SHORT EXERCISE: Print the data exactly as it is given, please.
### DATA PROVIDED
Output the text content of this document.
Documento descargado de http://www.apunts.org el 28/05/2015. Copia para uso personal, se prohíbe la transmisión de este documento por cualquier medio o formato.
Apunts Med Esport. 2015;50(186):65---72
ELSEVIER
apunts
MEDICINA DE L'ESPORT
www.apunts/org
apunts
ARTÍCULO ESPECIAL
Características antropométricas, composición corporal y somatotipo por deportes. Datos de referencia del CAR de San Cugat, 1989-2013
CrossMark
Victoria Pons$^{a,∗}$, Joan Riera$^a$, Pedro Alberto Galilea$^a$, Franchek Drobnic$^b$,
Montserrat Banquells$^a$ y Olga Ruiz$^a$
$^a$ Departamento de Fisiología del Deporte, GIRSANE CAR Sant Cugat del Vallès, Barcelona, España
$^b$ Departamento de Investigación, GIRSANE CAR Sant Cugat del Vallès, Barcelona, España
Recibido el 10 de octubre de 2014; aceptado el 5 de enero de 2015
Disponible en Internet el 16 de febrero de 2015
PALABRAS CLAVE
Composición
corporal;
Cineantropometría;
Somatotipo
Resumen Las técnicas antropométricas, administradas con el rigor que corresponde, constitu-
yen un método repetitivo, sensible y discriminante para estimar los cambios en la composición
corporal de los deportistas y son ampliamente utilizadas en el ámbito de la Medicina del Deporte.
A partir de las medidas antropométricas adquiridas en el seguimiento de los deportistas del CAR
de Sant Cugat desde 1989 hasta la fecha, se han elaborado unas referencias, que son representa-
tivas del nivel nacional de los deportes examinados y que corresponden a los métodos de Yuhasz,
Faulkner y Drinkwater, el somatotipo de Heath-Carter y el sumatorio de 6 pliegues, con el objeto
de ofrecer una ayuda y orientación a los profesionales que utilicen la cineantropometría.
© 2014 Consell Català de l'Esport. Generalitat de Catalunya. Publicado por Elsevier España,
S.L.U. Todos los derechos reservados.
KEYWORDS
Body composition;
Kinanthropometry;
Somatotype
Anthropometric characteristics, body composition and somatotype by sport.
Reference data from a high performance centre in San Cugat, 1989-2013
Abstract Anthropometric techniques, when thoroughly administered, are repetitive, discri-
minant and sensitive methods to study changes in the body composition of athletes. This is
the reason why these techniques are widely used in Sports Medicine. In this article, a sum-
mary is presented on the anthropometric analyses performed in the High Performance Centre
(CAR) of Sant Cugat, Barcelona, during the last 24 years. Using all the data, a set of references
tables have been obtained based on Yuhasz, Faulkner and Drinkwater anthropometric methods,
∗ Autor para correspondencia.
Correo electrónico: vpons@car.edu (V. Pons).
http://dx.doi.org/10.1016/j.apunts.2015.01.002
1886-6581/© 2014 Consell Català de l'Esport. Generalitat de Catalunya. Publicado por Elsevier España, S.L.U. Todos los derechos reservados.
######
RESULT FOR THIS TASK:
Output the text content of this document.
Documento descargado de http://www.apunts.org el 28/05/2015. Copia para uso personal, se prohíbe la transmisión de este documento por cualquier medio o formato.
Apunts Med Esport. 2015;50(186):65---72
ELSEVIER
apunts
MEDICINA DE L'ESPORT
www.apunts/org
apunts
ARTÍCULO ESPECIAL
Características antropométricas, composición corporal y somatotipo por deportes. Datos de referencia del CAR de San Cugat, 1989-2013
CrossMark
Victoria Pons$^{a,∗}$, Joan Riera$^a$, Pedro Alberto Galilea$^a$, Franchek Drobnic$^b$,
Montserrat Banquells$^a$ y Olga Ruiz$^a$
$^a$ Departamento de Fisiología del Deporte, GIRSANE CAR Sant Cugat del Vallès, Barcelona, España
$^b$ Departamento de Investigación, GIRSANE CAR Sant Cugat del Vallès, Barcelona, España
Recibido el 10 de octubre de 2014; aceptado el 5 de enero de 2015
Disponible en Internet el 16 de febrero de 2015
PALABRAS CLAVE
Composición
corporal;
Cineantropometría;
Somatotipo
Resumen Las técnicas antropométricas, administradas con el rigor que corresponde, constitu-
yen un método repetitivo, sensible y discriminante para estimar los cambios en la composición
corporal de los deportistas y son ampliamente utilizadas en el ámbito de la Medicina del Deporte.
A partir de las medidas antropométricas adquiridas en el seguimiento de los deportistas del CAR
de Sant Cugat desde 1989 hasta la fecha, se han elaborado unas referencias, que son representa-
tivas del nivel nacional de los deportes examinados y que corresponden a los métodos de Yuhasz,
Faulkner y Drinkwater, el somatotipo de Heath-Carter y el sumatorio de 6 pliegues, con el objeto
de ofrecer una ayuda y orientación a los profesionales que utilicen la cineantropometría.
© 2014 Consell Català de l'Esport. Generalitat de Catalunya. Publicado por Elsevier España,
S.L.U. Todos los derechos reservados.
KEYWORDS
Body composition;
Kinanthropometry;
Somatotype
Anthropometric characteristics, body composition and somatotype by sport.
Reference data from a high performance centre in San Cugat, 1989-2013
Abstract Anthropometric techniques, when thoroughly administered, are repetitive, discri-
minant and sensitive methods to study changes in the body composition of athletes. This is
the reason why these techniques are widely used in Sports Medicine. In this article, a sum-
mary is presented on the anthropometric analyses performed in the High Performance Centre
(CAR) of Sant Cugat, Barcelona, during the last 24 years. Using all the data, a set of references
tables have been obtained based on Yuhasz, Faulkner and Drinkwater anthropometric methods,
∗ Autor para correspondencia.
Correo electrónico: vpons@car.edu (V. Pons).
http://dx.doi.org/10.1016/j.apunts.2015.01.002
1886-6581/© 2014 Consell Català de l'Esport. Generalitat de Catalunya. Publicado por Elsevier España, S.L.U. Todos los derechos reservados.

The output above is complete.